(Figure dataset records)
------------------------------------------------------------------------
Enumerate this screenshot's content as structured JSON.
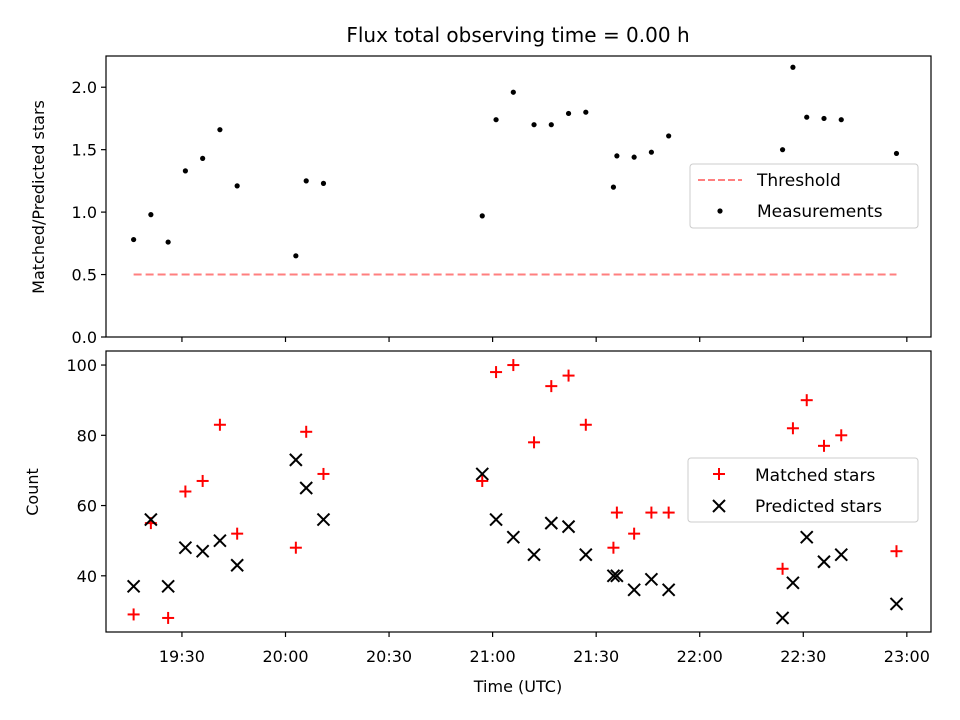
{
  "chart_data": [
    {
      "type": "scatter",
      "title": "Flux total observing time = 0.00 h",
      "xlabel": "",
      "ylabel": "Matched/Predicted stars",
      "xlim": [
        "19:08",
        "23:07"
      ],
      "ylim": [
        0,
        2.25
      ],
      "yticks": [
        {
          "v": 0.0,
          "label": "0.0"
        },
        {
          "v": 0.5,
          "label": "0.5"
        },
        {
          "v": 1.0,
          "label": "1.0"
        },
        {
          "v": 1.5,
          "label": "1.5"
        },
        {
          "v": 2.0,
          "label": "2.0"
        }
      ],
      "grid": false,
      "legend": "center-right",
      "series": [
        {
          "name": "Threshold",
          "kind": "line",
          "color": "#ff7f7f",
          "style": "dashed",
          "x": [
            "19:16",
            "22:57"
          ],
          "y": [
            0.5,
            0.5
          ]
        },
        {
          "name": "Measurements",
          "kind": "scatter",
          "color": "#000000",
          "marker": "dot",
          "x": [
            "19:16",
            "19:21",
            "19:26",
            "19:31",
            "19:36",
            "19:41",
            "19:46",
            "20:03",
            "20:06",
            "20:11",
            "20:57",
            "21:01",
            "21:06",
            "21:12",
            "21:17",
            "21:22",
            "21:27",
            "21:35",
            "21:36",
            "21:41",
            "21:46",
            "21:51",
            "22:24",
            "22:27",
            "22:31",
            "22:36",
            "22:41",
            "22:57"
          ],
          "y": [
            0.78,
            0.98,
            0.76,
            1.33,
            1.43,
            1.66,
            1.21,
            0.65,
            1.25,
            1.23,
            0.97,
            1.74,
            1.96,
            1.7,
            1.7,
            1.79,
            1.8,
            1.2,
            1.45,
            1.44,
            1.48,
            1.61,
            1.5,
            2.16,
            1.76,
            1.75,
            1.74,
            1.47
          ]
        }
      ]
    },
    {
      "type": "scatter",
      "title": "",
      "xlabel": "Time (UTC)",
      "ylabel": "Count",
      "xlim": [
        "19:08",
        "23:07"
      ],
      "ylim": [
        24,
        104
      ],
      "yticks": [
        {
          "v": 40,
          "label": "40"
        },
        {
          "v": 60,
          "label": "60"
        },
        {
          "v": 80,
          "label": "80"
        },
        {
          "v": 100,
          "label": "100"
        }
      ],
      "xticks": [
        {
          "t": "19:30",
          "label": "19:30"
        },
        {
          "t": "20:00",
          "label": "20:00"
        },
        {
          "t": "20:30",
          "label": "20:30"
        },
        {
          "t": "21:00",
          "label": "21:00"
        },
        {
          "t": "21:30",
          "label": "21:30"
        },
        {
          "t": "22:00",
          "label": "22:00"
        },
        {
          "t": "22:30",
          "label": "22:30"
        },
        {
          "t": "23:00",
          "label": "23:00"
        }
      ],
      "grid": false,
      "legend": "center-right",
      "series": [
        {
          "name": "Matched stars",
          "kind": "scatter",
          "color": "#ff0000",
          "marker": "plus",
          "x": [
            "19:16",
            "19:21",
            "19:26",
            "19:31",
            "19:36",
            "19:41",
            "19:46",
            "20:03",
            "20:06",
            "20:11",
            "20:57",
            "21:01",
            "21:06",
            "21:12",
            "21:17",
            "21:22",
            "21:27",
            "21:35",
            "21:36",
            "21:41",
            "21:46",
            "21:51",
            "22:24",
            "22:27",
            "22:31",
            "22:36",
            "22:41",
            "22:57"
          ],
          "y": [
            29,
            55,
            28,
            64,
            67,
            83,
            52,
            48,
            81,
            69,
            67,
            98,
            100,
            78,
            94,
            97,
            83,
            48,
            58,
            52,
            58,
            58,
            42,
            82,
            90,
            77,
            80,
            47
          ]
        },
        {
          "name": "Predicted stars",
          "kind": "scatter",
          "color": "#000000",
          "marker": "x",
          "x": [
            "19:16",
            "19:21",
            "19:26",
            "19:31",
            "19:36",
            "19:41",
            "19:46",
            "20:03",
            "20:06",
            "20:11",
            "20:57",
            "21:01",
            "21:06",
            "21:12",
            "21:17",
            "21:22",
            "21:27",
            "21:35",
            "21:36",
            "21:41",
            "21:46",
            "21:51",
            "22:24",
            "22:27",
            "22:31",
            "22:36",
            "22:41",
            "22:57"
          ],
          "y": [
            37,
            56,
            37,
            48,
            47,
            50,
            43,
            73,
            65,
            56,
            69,
            56,
            51,
            46,
            55,
            54,
            46,
            40,
            40,
            36,
            39,
            36,
            28,
            38,
            51,
            44,
            46,
            32
          ]
        }
      ]
    }
  ]
}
------------------------------------------------------------------------
What is being asked:
All of the material above is to be copied exactly, except for its images.

Task result:
Enumerate this screenshot's content as structured JSON.
{
  "chart_data": [
    {
      "type": "scatter",
      "title": "Flux total observing time = 0.00 h",
      "xlabel": "",
      "ylabel": "Matched/Predicted stars",
      "xlim": [
        "19:08",
        "23:07"
      ],
      "ylim": [
        0,
        2.25
      ],
      "yticks": [
        {
          "v": 0.0,
          "label": "0.0"
        },
        {
          "v": 0.5,
          "label": "0.5"
        },
        {
          "v": 1.0,
          "label": "1.0"
        },
        {
          "v": 1.5,
          "label": "1.5"
        },
        {
          "v": 2.0,
          "label": "2.0"
        }
      ],
      "grid": false,
      "legend": "center-right",
      "series": [
        {
          "name": "Threshold",
          "kind": "line",
          "color": "#ff7f7f",
          "style": "dashed",
          "x": [
            "19:16",
            "22:57"
          ],
          "y": [
            0.5,
            0.5
          ]
        },
        {
          "name": "Measurements",
          "kind": "scatter",
          "color": "#000000",
          "marker": "dot",
          "x": [
            "19:16",
            "19:21",
            "19:26",
            "19:31",
            "19:36",
            "19:41",
            "19:46",
            "20:03",
            "20:06",
            "20:11",
            "20:57",
            "21:01",
            "21:06",
            "21:12",
            "21:17",
            "21:22",
            "21:27",
            "21:35",
            "21:36",
            "21:41",
            "21:46",
            "21:51",
            "22:24",
            "22:27",
            "22:31",
            "22:36",
            "22:41",
            "22:57"
          ],
          "y": [
            0.78,
            0.98,
            0.76,
            1.33,
            1.43,
            1.66,
            1.21,
            0.65,
            1.25,
            1.23,
            0.97,
            1.74,
            1.96,
            1.7,
            1.7,
            1.79,
            1.8,
            1.2,
            1.45,
            1.44,
            1.48,
            1.61,
            1.5,
            2.16,
            1.76,
            1.75,
            1.74,
            1.47
          ]
        }
      ]
    },
    {
      "type": "scatter",
      "title": "",
      "xlabel": "Time (UTC)",
      "ylabel": "Count",
      "xlim": [
        "19:08",
        "23:07"
      ],
      "ylim": [
        24,
        104
      ],
      "yticks": [
        {
          "v": 40,
          "label": "40"
        },
        {
          "v": 60,
          "label": "60"
        },
        {
          "v": 80,
          "label": "80"
        },
        {
          "v": 100,
          "label": "100"
        }
      ],
      "xticks": [
        {
          "t": "19:30",
          "label": "19:30"
        },
        {
          "t": "20:00",
          "label": "20:00"
        },
        {
          "t": "20:30",
          "label": "20:30"
        },
        {
          "t": "21:00",
          "label": "21:00"
        },
        {
          "t": "21:30",
          "label": "21:30"
        },
        {
          "t": "22:00",
          "label": "22:00"
        },
        {
          "t": "22:30",
          "label": "22:30"
        },
        {
          "t": "23:00",
          "label": "23:00"
        }
      ],
      "grid": false,
      "legend": "center-right",
      "series": [
        {
          "name": "Matched stars",
          "kind": "scatter",
          "color": "#ff0000",
          "marker": "plus",
          "x": [
            "19:16",
            "19:21",
            "19:26",
            "19:31",
            "19:36",
            "19:41",
            "19:46",
            "20:03",
            "20:06",
            "20:11",
            "20:57",
            "21:01",
            "21:06",
            "21:12",
            "21:17",
            "21:22",
            "21:27",
            "21:35",
            "21:36",
            "21:41",
            "21:46",
            "21:51",
            "22:24",
            "22:27",
            "22:31",
            "22:36",
            "22:41",
            "22:57"
          ],
          "y": [
            29,
            55,
            28,
            64,
            67,
            83,
            52,
            48,
            81,
            69,
            67,
            98,
            100,
            78,
            94,
            97,
            83,
            48,
            58,
            52,
            58,
            58,
            42,
            82,
            90,
            77,
            80,
            47
          ]
        },
        {
          "name": "Predicted stars",
          "kind": "scatter",
          "color": "#000000",
          "marker": "x",
          "x": [
            "19:16",
            "19:21",
            "19:26",
            "19:31",
            "19:36",
            "19:41",
            "19:46",
            "20:03",
            "20:06",
            "20:11",
            "20:57",
            "21:01",
            "21:06",
            "21:12",
            "21:17",
            "21:22",
            "21:27",
            "21:35",
            "21:36",
            "21:41",
            "21:46",
            "21:51",
            "22:24",
            "22:27",
            "22:31",
            "22:36",
            "22:41",
            "22:57"
          ],
          "y": [
            37,
            56,
            37,
            48,
            47,
            50,
            43,
            73,
            65,
            56,
            69,
            56,
            51,
            46,
            55,
            54,
            46,
            40,
            40,
            36,
            39,
            36,
            28,
            38,
            51,
            44,
            46,
            32
          ]
        }
      ]
    }
  ]
}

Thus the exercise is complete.